* [What you are asked to do]
For each line below that includes the word "הציבורי", make a copy.

* [Supplied data]
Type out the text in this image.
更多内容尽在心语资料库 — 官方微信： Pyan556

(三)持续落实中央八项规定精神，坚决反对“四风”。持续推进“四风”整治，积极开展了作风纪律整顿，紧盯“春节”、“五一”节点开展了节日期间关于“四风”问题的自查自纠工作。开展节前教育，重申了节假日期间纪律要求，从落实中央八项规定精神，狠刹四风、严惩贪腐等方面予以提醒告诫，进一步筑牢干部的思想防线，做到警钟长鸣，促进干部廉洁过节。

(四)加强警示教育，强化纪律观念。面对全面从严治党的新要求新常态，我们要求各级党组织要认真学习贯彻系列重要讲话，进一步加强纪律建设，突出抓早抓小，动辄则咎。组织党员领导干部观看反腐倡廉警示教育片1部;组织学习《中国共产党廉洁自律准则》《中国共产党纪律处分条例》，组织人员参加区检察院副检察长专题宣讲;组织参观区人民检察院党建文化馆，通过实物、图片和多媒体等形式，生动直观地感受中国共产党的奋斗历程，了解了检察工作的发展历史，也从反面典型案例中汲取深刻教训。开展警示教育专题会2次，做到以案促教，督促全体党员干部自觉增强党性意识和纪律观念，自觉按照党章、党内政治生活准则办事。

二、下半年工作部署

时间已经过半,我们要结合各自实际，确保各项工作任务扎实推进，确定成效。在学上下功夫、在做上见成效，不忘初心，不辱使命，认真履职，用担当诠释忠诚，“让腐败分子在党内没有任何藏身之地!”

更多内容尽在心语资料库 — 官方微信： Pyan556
* * *
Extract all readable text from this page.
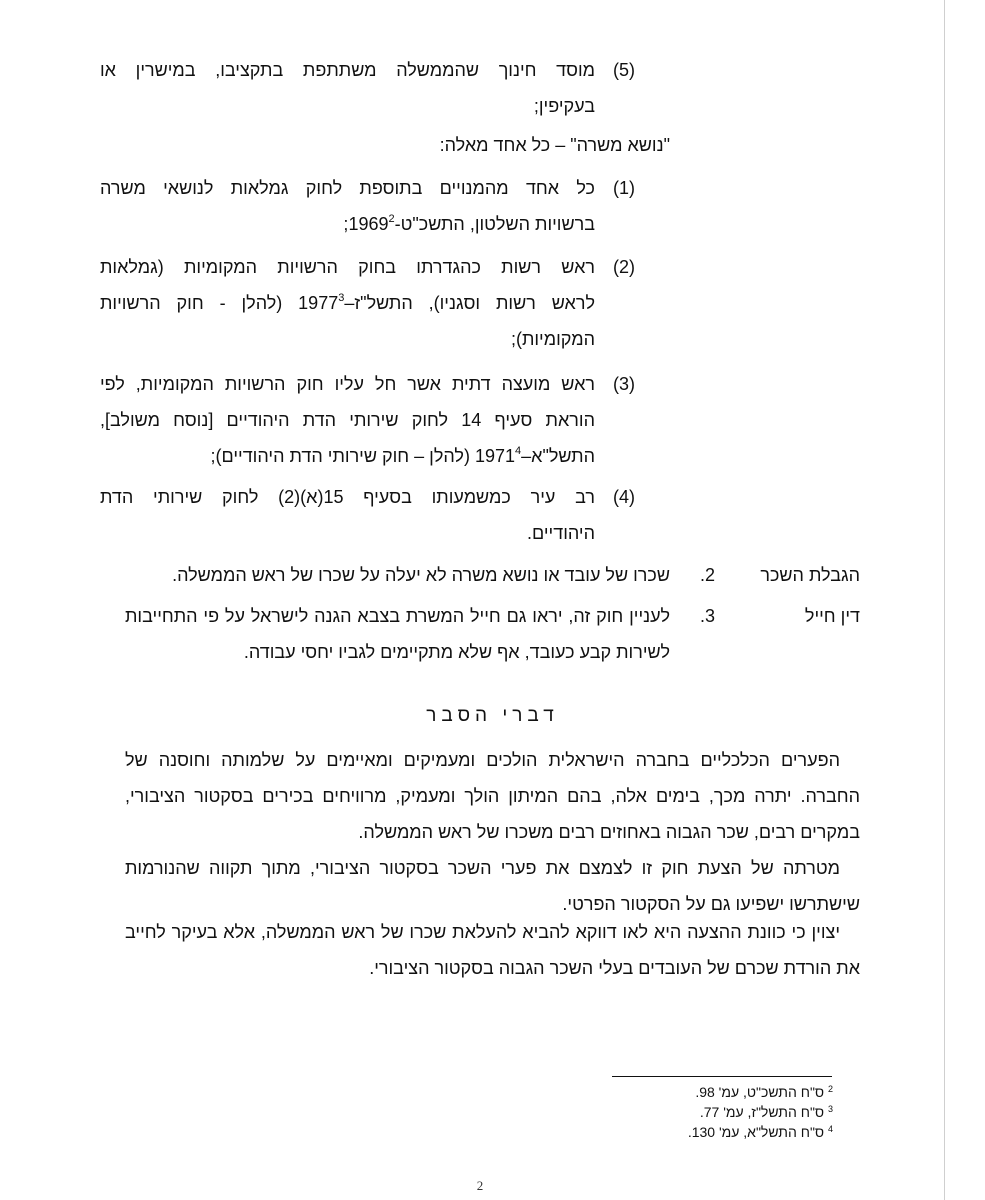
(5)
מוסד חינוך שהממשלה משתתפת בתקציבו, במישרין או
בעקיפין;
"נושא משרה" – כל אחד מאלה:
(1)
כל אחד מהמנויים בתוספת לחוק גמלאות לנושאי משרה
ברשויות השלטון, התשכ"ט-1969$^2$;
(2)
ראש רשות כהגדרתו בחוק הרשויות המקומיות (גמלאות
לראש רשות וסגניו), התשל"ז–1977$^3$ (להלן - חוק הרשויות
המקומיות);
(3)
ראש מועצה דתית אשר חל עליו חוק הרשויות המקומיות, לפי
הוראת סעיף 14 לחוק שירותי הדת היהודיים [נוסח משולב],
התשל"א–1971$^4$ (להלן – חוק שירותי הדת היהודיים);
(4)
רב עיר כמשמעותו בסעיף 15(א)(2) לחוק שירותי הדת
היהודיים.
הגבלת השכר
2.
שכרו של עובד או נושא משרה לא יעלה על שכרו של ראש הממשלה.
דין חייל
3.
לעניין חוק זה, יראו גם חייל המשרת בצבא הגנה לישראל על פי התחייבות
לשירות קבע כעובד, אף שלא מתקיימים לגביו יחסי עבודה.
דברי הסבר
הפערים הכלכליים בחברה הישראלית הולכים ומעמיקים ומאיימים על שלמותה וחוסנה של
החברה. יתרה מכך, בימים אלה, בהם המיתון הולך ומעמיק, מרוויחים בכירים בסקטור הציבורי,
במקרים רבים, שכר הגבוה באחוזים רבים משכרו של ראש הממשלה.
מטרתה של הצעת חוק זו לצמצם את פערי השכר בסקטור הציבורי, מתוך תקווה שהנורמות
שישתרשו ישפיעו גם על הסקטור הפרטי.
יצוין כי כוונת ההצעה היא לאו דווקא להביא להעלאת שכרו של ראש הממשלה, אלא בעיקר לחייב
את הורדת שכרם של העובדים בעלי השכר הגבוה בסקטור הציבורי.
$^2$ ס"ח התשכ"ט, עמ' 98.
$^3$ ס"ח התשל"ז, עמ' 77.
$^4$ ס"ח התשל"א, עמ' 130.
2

* [Exercise response]
החברה. יתרה מכך, בימים אלה, בהם המיתון הולך ומעמיק, מרוויחים בכירים בסקטור הציבורי,
מטרתה של הצעת חוק זו לצמצם את פערי השכר בסקטור הציבורי, מתוך תקווה שהנורמות
את הורדת שכרם של העובדים בעלי השכר הגבוה בסקטור הציבורי.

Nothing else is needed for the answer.